● **Page text**
By Mary Huber
Natural environments seldom follow political borders. While sometimes arbitrary lines on a map separate states, natural environments shape the way people live.
In Texas, people raised in the Gulf Coast wetlands share a similar environment with their counterparts in Louisiana. East Texans who live in the piney woods experience ecological patterns closer to their neighbors in Arkansas. And in West Texas, the desert ties together inhabitants of Texas, New Mexico and Mexico to the south.
Mexican American and Latino/a Studies Assistant Professor C.J. Alvarez has spent the last three years studying this last group, which he calls “desert dwellers” — people who live in the vast 193,000-square-mile Chihuahuan desert that spans states and national borders. He’s interested in the unique characteristics that define them and that stretch beyond the political borders of nation states.
The Chihuahuan Desert is the biggest desert in North America — about the size of Germany. It encompasses southern New Mexico, West Texas, eastern Chihuahua, and western Coahuila. Despite its large size, Alvarez says many residents of the United States or Mexico would be hard pressed identify it on a map. Historians, too, have often written about deserts from the perspectives of outsiders who saw drylands as either spiritual and artistic places or as harsh wastelands that should be transformed into economically productive spaces through technology and engineering.
“Both of those views — whether you see it as a wasteland or a source of aesthetic inspiration — assume that the desert is an exotic place,” Alvarez says. “I am more interested in the way desert people have understood, seen and experienced the desert in the day-to-day.”

● **Material**
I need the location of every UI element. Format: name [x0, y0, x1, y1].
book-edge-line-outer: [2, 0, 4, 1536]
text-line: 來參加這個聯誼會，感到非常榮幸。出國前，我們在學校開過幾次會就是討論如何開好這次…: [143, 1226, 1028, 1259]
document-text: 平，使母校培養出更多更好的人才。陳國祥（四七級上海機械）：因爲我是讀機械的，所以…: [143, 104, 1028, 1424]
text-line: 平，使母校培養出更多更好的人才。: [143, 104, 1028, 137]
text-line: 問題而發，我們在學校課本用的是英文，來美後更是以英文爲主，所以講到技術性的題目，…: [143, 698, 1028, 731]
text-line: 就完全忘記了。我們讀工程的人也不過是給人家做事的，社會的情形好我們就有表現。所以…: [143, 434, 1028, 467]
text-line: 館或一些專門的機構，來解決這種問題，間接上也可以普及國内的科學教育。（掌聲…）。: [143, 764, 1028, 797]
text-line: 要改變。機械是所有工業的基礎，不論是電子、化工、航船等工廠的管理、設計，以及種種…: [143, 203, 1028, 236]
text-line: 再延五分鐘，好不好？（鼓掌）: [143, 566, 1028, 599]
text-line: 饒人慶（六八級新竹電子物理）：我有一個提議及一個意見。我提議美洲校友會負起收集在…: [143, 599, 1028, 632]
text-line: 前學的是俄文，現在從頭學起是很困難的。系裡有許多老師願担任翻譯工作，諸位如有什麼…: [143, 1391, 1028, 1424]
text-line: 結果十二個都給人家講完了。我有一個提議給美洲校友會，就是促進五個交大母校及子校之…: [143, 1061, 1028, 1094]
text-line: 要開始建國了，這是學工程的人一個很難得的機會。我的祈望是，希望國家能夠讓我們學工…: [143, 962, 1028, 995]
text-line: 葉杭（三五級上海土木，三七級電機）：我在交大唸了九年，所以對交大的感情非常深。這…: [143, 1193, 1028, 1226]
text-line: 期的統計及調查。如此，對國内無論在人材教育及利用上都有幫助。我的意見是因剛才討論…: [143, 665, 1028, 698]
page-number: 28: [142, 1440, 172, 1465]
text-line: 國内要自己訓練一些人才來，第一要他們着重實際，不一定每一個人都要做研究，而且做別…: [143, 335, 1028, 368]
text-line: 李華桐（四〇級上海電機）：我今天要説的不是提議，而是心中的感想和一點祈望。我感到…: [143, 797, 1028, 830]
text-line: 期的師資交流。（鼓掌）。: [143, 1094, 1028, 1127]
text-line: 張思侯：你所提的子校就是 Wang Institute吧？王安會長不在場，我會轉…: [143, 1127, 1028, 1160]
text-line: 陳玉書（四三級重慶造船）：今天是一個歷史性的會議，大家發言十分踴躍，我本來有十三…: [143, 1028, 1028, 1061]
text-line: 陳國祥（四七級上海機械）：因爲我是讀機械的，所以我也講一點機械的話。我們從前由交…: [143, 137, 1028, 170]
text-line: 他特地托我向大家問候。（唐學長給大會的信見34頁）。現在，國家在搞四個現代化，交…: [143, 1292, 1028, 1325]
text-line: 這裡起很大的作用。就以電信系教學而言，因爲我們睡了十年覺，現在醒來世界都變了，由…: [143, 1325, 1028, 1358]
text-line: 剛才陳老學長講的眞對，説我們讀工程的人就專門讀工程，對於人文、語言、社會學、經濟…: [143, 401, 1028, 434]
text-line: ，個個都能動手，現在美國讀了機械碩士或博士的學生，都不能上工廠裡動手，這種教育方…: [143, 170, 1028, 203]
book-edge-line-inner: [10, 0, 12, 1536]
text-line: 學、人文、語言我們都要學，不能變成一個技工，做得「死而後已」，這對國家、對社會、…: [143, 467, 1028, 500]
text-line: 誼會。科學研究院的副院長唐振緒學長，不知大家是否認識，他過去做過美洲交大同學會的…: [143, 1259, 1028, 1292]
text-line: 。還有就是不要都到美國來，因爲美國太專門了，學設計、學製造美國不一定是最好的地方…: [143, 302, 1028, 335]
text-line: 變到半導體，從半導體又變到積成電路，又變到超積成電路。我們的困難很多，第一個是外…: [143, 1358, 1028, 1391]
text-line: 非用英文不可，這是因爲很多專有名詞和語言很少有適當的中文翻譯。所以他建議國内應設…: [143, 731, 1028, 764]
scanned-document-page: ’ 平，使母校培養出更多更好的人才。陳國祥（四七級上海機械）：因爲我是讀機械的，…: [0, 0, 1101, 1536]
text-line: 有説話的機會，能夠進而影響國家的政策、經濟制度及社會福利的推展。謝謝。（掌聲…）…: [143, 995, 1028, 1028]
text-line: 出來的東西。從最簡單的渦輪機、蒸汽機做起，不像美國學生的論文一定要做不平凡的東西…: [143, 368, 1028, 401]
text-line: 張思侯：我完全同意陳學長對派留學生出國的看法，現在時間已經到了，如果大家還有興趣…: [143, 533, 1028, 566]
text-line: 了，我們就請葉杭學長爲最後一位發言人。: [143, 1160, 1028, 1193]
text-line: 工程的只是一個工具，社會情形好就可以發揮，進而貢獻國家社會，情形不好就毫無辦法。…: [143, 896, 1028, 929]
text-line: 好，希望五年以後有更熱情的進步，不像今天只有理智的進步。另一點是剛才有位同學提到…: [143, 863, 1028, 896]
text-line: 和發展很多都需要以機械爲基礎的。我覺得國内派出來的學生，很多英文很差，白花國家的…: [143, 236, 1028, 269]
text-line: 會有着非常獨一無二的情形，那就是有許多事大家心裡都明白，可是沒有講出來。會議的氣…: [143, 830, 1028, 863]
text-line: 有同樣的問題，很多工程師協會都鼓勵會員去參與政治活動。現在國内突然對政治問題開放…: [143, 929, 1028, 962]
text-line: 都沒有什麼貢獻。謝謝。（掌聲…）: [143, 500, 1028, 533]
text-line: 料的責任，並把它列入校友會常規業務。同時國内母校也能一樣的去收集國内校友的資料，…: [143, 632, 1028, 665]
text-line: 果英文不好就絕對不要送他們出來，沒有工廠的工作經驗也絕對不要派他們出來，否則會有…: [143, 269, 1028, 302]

● **Your task**
Reproduce the full article on Chihuahuan Desert dwellers above, word for word, including its byline.

● **Response to the task**
By Mary Huber
Natural environments seldom follow political borders. While sometimes arbitrary lines on a map separate states, natural environments shape the way people live.
In Texas, people raised in the Gulf Coast wetlands share a similar environment with their counterparts in Louisiana. East Texans who live in the piney woods experience ecological patterns closer to their neighbors in Arkansas. And in West Texas, the desert ties together inhabitants of Texas, New Mexico and Mexico to the south.
Mexican American and Latino/a Studies Assistant Professor C.J. Alvarez has spent the last three years studying this last group, which he calls “desert dwellers” — people who live in the vast 193,000-square-mile Chihuahuan desert that spans states and national borders. He’s interested in the unique characteristics that define them and that stretch beyond the political borders of nation states.
The Chihuahuan Desert is the biggest desert in North America — about the size of Germany. It encompasses southern New Mexico, West Texas, eastern Chihuahua, and western Coahuila. Despite its large size, Alvarez says many residents of the United States or Mexico would be hard pressed identify it on a map. Historians, too, have often written about deserts from the perspectives of outsiders who saw drylands as either spiritual and artistic places or as harsh wastelands that should be transformed into economically productive spaces through technology and engineering.
“Both of those views — whether you see it as a wasteland or a source of aesthetic inspiration — assume that the desert is an exotic place,” Alvarez says. “I am more interested in the way desert people have understood, seen and experienced the desert in the day-to-day.”